Dataset records:
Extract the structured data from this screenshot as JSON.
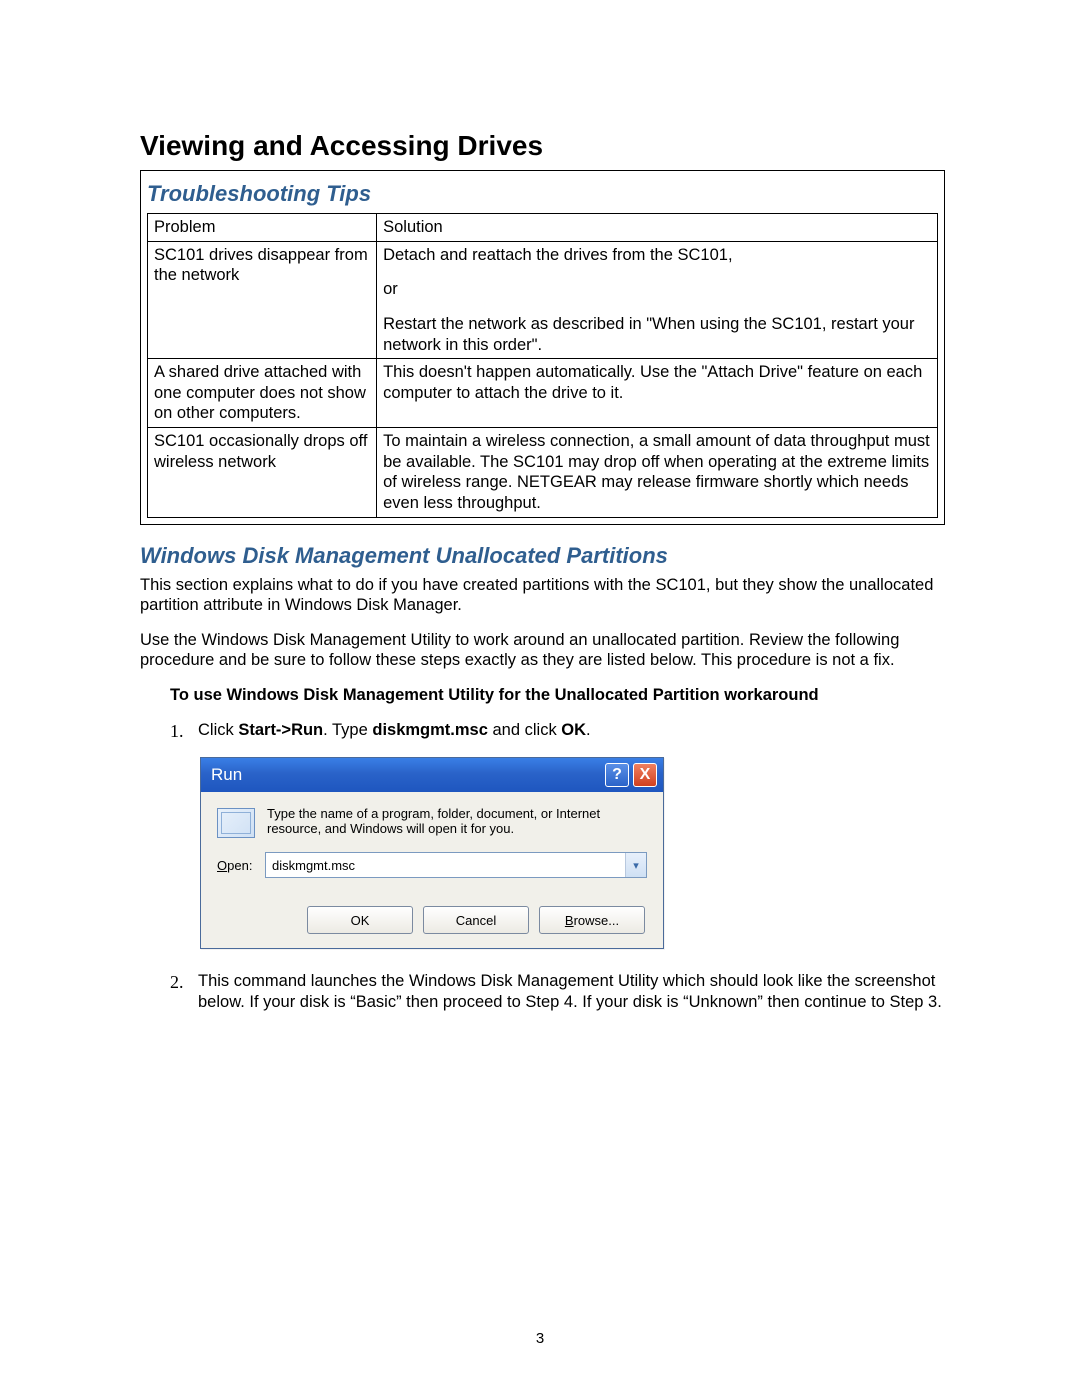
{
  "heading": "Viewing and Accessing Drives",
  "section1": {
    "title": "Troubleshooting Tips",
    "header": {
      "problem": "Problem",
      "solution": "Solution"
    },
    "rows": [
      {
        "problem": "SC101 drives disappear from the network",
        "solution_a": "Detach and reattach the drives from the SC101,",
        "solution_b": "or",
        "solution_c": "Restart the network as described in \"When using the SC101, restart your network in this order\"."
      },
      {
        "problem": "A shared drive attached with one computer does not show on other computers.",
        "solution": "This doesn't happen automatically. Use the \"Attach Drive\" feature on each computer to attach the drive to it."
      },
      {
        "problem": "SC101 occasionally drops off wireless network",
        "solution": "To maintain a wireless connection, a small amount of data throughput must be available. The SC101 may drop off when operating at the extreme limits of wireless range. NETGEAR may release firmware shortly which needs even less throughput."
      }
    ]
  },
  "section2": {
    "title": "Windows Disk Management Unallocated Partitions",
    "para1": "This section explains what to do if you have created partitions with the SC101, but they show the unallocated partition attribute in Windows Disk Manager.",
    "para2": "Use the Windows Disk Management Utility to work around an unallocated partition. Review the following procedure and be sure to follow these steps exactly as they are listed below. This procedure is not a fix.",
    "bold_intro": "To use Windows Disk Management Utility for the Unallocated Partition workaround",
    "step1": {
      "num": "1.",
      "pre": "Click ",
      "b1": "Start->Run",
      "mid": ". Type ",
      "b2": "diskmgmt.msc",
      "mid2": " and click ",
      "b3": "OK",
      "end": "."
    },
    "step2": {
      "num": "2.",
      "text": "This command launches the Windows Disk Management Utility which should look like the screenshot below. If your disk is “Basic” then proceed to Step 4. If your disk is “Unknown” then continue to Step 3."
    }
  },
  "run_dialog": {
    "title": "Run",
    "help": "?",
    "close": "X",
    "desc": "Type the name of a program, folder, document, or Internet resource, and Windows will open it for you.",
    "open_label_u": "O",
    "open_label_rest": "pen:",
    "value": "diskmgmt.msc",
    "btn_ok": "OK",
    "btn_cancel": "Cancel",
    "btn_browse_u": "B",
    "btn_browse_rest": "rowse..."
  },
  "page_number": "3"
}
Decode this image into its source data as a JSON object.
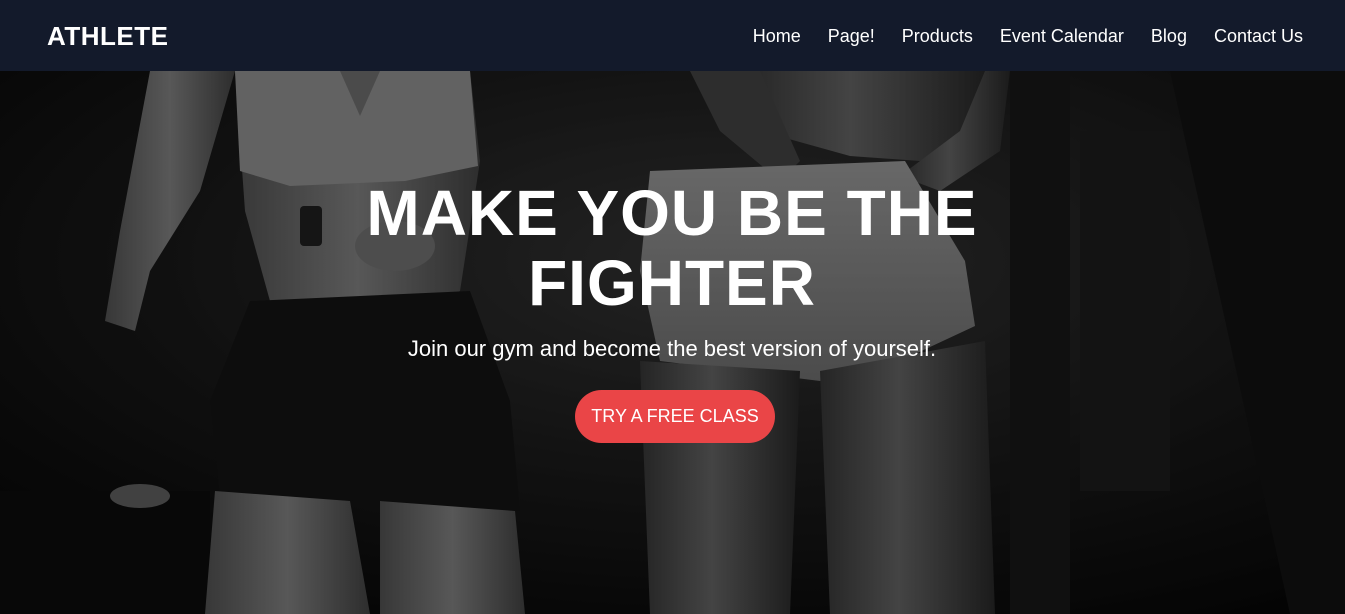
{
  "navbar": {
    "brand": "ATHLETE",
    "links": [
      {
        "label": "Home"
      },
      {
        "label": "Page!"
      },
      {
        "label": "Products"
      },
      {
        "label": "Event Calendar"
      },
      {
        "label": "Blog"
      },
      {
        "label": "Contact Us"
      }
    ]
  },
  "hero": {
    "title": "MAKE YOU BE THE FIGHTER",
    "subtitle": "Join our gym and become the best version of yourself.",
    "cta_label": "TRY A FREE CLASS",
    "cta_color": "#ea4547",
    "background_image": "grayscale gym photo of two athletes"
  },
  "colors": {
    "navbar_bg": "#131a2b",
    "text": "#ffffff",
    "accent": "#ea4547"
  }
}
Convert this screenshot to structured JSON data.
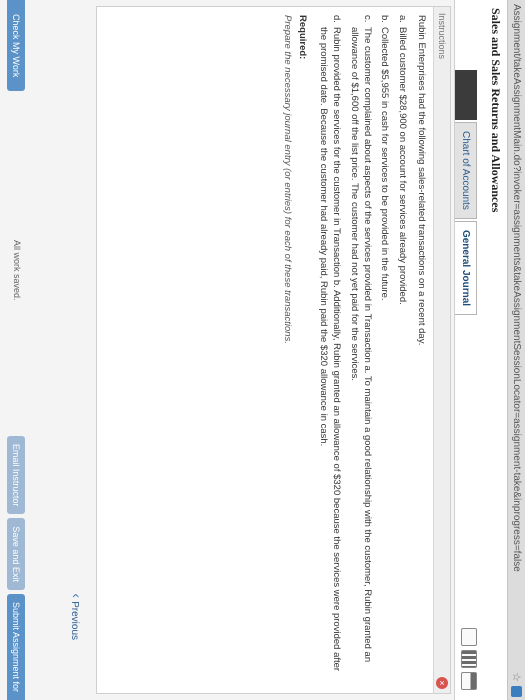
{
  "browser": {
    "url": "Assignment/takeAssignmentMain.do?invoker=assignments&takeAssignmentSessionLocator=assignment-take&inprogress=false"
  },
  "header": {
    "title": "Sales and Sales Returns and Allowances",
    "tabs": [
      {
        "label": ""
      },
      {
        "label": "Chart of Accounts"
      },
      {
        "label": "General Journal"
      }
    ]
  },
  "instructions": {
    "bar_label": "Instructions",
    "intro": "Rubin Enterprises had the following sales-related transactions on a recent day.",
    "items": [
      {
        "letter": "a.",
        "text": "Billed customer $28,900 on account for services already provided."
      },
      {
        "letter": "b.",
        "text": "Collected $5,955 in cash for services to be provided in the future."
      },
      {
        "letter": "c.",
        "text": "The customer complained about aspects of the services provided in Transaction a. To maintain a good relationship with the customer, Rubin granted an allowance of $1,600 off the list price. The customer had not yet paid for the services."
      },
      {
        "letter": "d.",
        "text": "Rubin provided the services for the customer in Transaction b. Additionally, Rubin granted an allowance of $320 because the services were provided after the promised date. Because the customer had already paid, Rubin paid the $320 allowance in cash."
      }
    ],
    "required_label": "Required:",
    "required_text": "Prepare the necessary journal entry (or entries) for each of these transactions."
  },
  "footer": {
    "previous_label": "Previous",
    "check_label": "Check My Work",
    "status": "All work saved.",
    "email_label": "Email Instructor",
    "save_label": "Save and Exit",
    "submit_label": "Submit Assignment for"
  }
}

— THE PROBLEM —
The pictures should not be reproduced; quote all of the other material exactly.

— RESPONSE TO THIS EXERCISE —
Extract the structured data from this screenshot as JSON.
{
  "heading": "Viewing and Accessing Drives",
  "section1": {
    "title": "Troubleshooting Tips",
    "header": {
      "problem": "Problem",
      "solution": "Solution"
    },
    "rows": [
      {
        "problem": "SC101 drives disappear from the network",
        "solution_a": "Detach and reattach the drives from the SC101,",
        "solution_b": "or",
        "solution_c": "Restart the network as described in \"When using the SC101, restart your network in this order\"."
      },
      {
        "problem": "A shared drive attached with one computer does not show on other computers.",
        "solution": "This doesn't happen automatically. Use the \"Attach Drive\" feature on each computer to attach the drive to it."
      },
      {
        "problem": "SC101 occasionally drops off wireless network",
        "solution": "To maintain a wireless connection, a small amount of data throughput must be available. The SC101 may drop off when operating at the extreme limits of wireless range. NETGEAR may release firmware shortly which needs even less throughput."
      }
    ]
  },
  "section2": {
    "title": "Windows Disk Management Unallocated Partitions",
    "para1": "This section explains what to do if you have created partitions with the SC101, but they show the unallocated partition attribute in Windows Disk Manager.",
    "para2": "Use the Windows Disk Management Utility to work around an unallocated partition. Review the following procedure and be sure to follow these steps exactly as they are listed below. This procedure is not a fix.",
    "bold_intro": "To use Windows Disk Management Utility for the Unallocated Partition workaround",
    "step1": {
      "num": "1.",
      "pre": "Click ",
      "b1": "Start->Run",
      "mid": ". Type ",
      "b2": "diskmgmt.msc",
      "mid2": " and click ",
      "b3": "OK",
      "end": "."
    },
    "step2": {
      "num": "2.",
      "text": "This command launches the Windows Disk Management Utility which should look like the screenshot below. If your disk is “Basic” then proceed to Step 4. If your disk is “Unknown” then continue to Step 3."
    }
  },
  "run_dialog": {
    "title": "Run",
    "help": "?",
    "close": "X",
    "desc": "Type the name of a program, folder, document, or Internet resource, and Windows will open it for you.",
    "open_label_u": "O",
    "open_label_rest": "pen:",
    "value": "diskmgmt.msc",
    "btn_ok": "OK",
    "btn_cancel": "Cancel",
    "btn_browse_u": "B",
    "btn_browse_rest": "rowse..."
  },
  "page_number": "3"
}
Decode this image into its source data as a JSON object.
{
  "navbar": {
    "brand": "ATHLETE",
    "links": [
      {
        "label": "Home"
      },
      {
        "label": "Page!"
      },
      {
        "label": "Products"
      },
      {
        "label": "Event Calendar"
      },
      {
        "label": "Blog"
      },
      {
        "label": "Contact Us"
      }
    ]
  },
  "hero": {
    "title": "MAKE YOU BE THE FIGHTER",
    "subtitle": "Join our gym and become the best version of yourself.",
    "cta_label": "TRY A FREE CLASS",
    "cta_color": "#ea4547",
    "background_image": "grayscale gym photo of two athletes"
  },
  "colors": {
    "navbar_bg": "#131a2b",
    "text": "#ffffff",
    "accent": "#ea4547"
  }
}
Convert this screenshot to structured JSON data.
{
  "browser": {
    "url": "Assignment/takeAssignmentMain.do?invoker=assignments&takeAssignmentSessionLocator=assignment-take&inprogress=false"
  },
  "header": {
    "title": "Sales and Sales Returns and Allowances",
    "tabs": [
      {
        "label": ""
      },
      {
        "label": "Chart of Accounts"
      },
      {
        "label": "General Journal"
      }
    ]
  },
  "instructions": {
    "bar_label": "Instructions",
    "intro": "Rubin Enterprises had the following sales-related transactions on a recent day.",
    "items": [
      {
        "letter": "a.",
        "text": "Billed customer $28,900 on account for services already provided."
      },
      {
        "letter": "b.",
        "text": "Collected $5,955 in cash for services to be provided in the future."
      },
      {
        "letter": "c.",
        "text": "The customer complained about aspects of the services provided in Transaction a. To maintain a good relationship with the customer, Rubin granted an allowance of $1,600 off the list price. The customer had not yet paid for the services."
      },
      {
        "letter": "d.",
        "text": "Rubin provided the services for the customer in Transaction b. Additionally, Rubin granted an allowance of $320 because the services were provided after the promised date. Because the customer had already paid, Rubin paid the $320 allowance in cash."
      }
    ],
    "required_label": "Required:",
    "required_text": "Prepare the necessary journal entry (or entries) for each of these transactions."
  },
  "footer": {
    "previous_label": "Previous",
    "check_label": "Check My Work",
    "status": "All work saved.",
    "email_label": "Email Instructor",
    "save_label": "Save and Exit",
    "submit_label": "Submit Assignment for"
  }
}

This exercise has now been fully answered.